-------- EXTRACTED MATERIAL

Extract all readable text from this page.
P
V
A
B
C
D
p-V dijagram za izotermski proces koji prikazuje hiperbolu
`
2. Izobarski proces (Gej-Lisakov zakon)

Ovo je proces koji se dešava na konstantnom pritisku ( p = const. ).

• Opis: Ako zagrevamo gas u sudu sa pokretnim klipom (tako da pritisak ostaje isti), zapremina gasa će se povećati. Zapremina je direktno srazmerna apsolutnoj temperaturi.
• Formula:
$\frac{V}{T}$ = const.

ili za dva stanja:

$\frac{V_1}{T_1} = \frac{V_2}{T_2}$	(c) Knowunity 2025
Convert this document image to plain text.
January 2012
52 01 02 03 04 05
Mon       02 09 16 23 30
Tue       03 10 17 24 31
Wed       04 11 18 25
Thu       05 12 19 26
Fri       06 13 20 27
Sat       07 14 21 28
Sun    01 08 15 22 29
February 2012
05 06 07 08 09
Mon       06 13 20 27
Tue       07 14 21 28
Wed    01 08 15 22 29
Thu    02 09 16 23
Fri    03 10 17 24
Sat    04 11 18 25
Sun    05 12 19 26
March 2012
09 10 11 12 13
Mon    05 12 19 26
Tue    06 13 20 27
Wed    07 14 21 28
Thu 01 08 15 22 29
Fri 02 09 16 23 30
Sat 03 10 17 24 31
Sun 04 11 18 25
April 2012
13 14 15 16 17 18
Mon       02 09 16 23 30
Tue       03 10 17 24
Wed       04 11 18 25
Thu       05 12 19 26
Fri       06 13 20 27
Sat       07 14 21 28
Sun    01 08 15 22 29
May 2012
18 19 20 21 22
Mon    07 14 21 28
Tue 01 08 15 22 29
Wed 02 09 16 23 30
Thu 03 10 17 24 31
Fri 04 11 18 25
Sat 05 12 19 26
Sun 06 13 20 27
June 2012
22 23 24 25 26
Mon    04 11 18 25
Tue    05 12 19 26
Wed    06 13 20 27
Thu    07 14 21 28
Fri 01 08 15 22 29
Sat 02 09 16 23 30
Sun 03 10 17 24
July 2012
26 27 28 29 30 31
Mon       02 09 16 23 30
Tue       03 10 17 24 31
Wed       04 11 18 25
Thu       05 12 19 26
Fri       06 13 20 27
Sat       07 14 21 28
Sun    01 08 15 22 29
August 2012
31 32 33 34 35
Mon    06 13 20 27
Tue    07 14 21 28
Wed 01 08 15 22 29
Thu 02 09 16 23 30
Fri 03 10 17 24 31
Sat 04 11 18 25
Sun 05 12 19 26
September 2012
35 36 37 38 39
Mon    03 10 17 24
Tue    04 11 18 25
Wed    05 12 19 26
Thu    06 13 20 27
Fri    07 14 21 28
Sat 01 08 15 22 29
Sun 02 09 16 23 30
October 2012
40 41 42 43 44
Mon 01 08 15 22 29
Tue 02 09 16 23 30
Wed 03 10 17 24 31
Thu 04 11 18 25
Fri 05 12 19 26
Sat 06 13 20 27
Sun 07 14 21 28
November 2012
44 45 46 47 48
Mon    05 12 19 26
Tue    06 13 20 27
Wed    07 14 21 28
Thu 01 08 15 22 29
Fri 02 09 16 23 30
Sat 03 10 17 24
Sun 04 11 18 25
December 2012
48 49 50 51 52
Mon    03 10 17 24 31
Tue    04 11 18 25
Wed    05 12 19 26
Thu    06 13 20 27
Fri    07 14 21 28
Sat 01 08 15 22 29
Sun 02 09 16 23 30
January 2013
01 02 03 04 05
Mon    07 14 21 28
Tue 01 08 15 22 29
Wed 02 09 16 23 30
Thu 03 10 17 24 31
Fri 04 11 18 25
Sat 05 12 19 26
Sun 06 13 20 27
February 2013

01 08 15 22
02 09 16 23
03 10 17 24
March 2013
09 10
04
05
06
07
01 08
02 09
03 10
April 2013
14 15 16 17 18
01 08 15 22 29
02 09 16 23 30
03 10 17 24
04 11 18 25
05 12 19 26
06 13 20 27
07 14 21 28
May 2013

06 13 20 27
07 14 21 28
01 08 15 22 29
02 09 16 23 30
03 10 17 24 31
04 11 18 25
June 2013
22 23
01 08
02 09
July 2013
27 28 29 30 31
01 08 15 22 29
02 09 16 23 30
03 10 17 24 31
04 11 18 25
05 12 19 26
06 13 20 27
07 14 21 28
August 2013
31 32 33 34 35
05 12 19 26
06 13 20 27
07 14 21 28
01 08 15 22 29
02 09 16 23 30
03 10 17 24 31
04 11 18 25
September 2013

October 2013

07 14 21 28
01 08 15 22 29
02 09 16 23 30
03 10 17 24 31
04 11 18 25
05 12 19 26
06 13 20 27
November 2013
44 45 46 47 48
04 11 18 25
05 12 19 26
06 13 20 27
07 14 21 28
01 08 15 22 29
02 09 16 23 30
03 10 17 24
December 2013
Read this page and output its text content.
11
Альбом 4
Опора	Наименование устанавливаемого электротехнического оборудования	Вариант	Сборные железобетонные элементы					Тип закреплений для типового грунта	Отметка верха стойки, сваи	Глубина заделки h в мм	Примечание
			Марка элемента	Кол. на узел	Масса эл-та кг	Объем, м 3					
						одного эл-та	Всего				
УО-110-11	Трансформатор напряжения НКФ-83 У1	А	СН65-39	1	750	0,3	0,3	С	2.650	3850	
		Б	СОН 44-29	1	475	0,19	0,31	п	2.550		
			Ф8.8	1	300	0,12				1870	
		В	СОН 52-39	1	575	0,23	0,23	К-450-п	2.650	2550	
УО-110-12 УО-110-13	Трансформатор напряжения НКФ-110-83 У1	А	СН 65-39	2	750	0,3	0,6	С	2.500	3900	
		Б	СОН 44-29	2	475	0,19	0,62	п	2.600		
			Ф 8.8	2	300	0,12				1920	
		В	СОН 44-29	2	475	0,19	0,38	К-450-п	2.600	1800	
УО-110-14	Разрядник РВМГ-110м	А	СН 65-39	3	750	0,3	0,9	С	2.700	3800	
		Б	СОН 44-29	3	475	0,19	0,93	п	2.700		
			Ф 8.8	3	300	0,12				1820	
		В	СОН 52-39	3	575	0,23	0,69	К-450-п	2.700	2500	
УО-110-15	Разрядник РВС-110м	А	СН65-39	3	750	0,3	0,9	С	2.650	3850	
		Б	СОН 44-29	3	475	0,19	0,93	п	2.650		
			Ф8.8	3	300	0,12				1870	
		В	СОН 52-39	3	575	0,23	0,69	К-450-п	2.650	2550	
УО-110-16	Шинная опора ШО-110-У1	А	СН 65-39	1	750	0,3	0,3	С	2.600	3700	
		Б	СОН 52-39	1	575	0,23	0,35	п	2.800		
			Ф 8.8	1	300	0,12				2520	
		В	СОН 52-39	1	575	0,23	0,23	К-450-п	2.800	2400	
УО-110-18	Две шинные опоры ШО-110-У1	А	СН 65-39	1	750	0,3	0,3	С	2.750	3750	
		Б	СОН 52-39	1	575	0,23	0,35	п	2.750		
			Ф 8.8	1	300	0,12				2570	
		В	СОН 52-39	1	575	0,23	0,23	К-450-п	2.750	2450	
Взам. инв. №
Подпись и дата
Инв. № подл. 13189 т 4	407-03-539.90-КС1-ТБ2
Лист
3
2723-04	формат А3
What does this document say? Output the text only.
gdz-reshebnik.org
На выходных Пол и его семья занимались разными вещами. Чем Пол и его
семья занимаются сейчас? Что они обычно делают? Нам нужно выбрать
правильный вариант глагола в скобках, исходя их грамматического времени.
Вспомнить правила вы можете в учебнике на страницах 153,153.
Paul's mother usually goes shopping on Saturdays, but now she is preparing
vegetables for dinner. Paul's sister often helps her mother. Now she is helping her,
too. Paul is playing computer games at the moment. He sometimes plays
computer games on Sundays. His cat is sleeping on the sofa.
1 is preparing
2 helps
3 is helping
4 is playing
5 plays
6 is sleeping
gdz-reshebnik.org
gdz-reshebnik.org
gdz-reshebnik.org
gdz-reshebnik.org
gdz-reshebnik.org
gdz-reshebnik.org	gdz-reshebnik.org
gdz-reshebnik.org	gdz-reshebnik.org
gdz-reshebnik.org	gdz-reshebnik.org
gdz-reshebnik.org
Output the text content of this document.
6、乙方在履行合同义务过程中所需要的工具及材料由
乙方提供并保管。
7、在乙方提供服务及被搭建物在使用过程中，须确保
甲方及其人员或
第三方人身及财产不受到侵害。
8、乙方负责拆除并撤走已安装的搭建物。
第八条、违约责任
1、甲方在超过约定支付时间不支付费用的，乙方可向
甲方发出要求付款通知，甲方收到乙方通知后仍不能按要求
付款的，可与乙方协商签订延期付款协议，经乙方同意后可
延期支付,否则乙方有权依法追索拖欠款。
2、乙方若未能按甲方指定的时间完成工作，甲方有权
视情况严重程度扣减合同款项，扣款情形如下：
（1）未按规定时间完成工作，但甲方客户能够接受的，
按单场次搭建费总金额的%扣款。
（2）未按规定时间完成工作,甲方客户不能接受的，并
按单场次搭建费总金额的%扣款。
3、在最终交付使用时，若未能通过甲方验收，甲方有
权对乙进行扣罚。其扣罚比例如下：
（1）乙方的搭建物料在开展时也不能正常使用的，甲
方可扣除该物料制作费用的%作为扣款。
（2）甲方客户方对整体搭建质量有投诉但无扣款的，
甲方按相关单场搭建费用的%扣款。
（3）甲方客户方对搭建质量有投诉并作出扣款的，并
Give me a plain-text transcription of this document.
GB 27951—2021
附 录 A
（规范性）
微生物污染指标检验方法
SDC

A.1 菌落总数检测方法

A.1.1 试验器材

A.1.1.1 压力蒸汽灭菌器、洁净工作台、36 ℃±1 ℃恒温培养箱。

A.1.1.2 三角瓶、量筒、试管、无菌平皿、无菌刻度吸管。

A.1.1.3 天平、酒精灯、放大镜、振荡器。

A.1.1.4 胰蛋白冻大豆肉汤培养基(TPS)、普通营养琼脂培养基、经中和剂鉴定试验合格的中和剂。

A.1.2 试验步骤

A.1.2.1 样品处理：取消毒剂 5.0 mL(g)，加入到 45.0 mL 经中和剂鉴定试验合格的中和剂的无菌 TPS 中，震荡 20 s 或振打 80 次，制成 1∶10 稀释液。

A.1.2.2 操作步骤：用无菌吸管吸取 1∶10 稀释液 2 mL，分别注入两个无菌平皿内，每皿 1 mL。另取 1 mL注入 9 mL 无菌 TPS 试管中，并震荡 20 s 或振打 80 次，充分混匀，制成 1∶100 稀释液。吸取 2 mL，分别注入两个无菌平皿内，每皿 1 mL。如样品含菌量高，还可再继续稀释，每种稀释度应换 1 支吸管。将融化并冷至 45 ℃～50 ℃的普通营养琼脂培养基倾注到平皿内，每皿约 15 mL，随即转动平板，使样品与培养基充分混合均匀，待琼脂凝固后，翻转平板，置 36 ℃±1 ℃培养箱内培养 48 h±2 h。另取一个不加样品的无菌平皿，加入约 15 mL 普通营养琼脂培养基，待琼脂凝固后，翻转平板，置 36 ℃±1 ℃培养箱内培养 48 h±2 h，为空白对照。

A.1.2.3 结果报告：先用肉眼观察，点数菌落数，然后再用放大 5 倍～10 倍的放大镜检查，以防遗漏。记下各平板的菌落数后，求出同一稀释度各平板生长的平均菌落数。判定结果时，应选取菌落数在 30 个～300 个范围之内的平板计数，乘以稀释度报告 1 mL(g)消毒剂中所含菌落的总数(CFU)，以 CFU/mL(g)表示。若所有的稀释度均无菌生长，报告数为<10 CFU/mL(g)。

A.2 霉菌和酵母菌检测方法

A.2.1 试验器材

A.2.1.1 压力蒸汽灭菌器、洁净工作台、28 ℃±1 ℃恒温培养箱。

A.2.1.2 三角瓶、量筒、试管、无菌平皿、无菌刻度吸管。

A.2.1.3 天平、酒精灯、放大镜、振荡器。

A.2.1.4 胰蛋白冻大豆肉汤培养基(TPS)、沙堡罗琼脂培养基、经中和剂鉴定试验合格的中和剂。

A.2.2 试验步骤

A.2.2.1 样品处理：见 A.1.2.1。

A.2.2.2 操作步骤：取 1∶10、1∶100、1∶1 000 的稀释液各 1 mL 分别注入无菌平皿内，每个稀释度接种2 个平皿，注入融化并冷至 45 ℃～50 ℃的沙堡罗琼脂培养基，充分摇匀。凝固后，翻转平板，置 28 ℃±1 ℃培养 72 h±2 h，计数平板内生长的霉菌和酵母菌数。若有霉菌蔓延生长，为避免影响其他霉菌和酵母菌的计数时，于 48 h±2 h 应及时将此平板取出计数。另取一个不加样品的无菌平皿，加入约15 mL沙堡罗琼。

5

----------------

**AIM:** Copy all the lines above that hold the string "另取一个不加样品的无菌平皿".

**FINAL RESULT:**
A.1.2.2 操作步骤：用无菌吸管吸取 1∶10 稀释液 2 mL，分别注入两个无菌平皿内，每皿 1 mL。另取 1 mL注入 9 mL 无菌 TPS 试管中，并震荡 20 s 或振打 80 次，充分混匀，制成 1∶100 稀释液。吸取 2 mL，分别注入两个无菌平皿内，每皿 1 mL。如样品含菌量高，还可再继续稀释，每种稀释度应换 1 支吸管。将融化并冷至 45 ℃～50 ℃的普通营养琼脂培养基倾注到平皿内，每皿约 15 mL，随即转动平板，使样品与培养基充分混合均匀，待琼脂凝固后，翻转平板，置 36 ℃±1 ℃培养箱内培养 48 h±2 h。另取一个不加样品的无菌平皿，加入约 15 mL 普通营养琼脂培养基，待琼脂凝固后，翻转平板，置 36 ℃±1 ℃培养箱内培养 48 h±2 h，为空白对照。
A.2.2.2 操作步骤：取 1∶10、1∶100、1∶1 000 的稀释液各 1 mL 分别注入无菌平皿内，每个稀释度接种2 个平皿，注入融化并冷至 45 ℃～50 ℃的沙堡罗琼脂培养基，充分摇匀。凝固后，翻转平板，置 28 ℃±1 ℃培养 72 h±2 h，计数平板内生长的霉菌和酵母菌数。若有霉菌蔓延生长，为避免影响其他霉菌和酵母菌的计数时，于 48 h±2 h 应及时将此平板取出计数。另取一个不加样品的无菌平皿，加入约15 mL沙堡罗琼。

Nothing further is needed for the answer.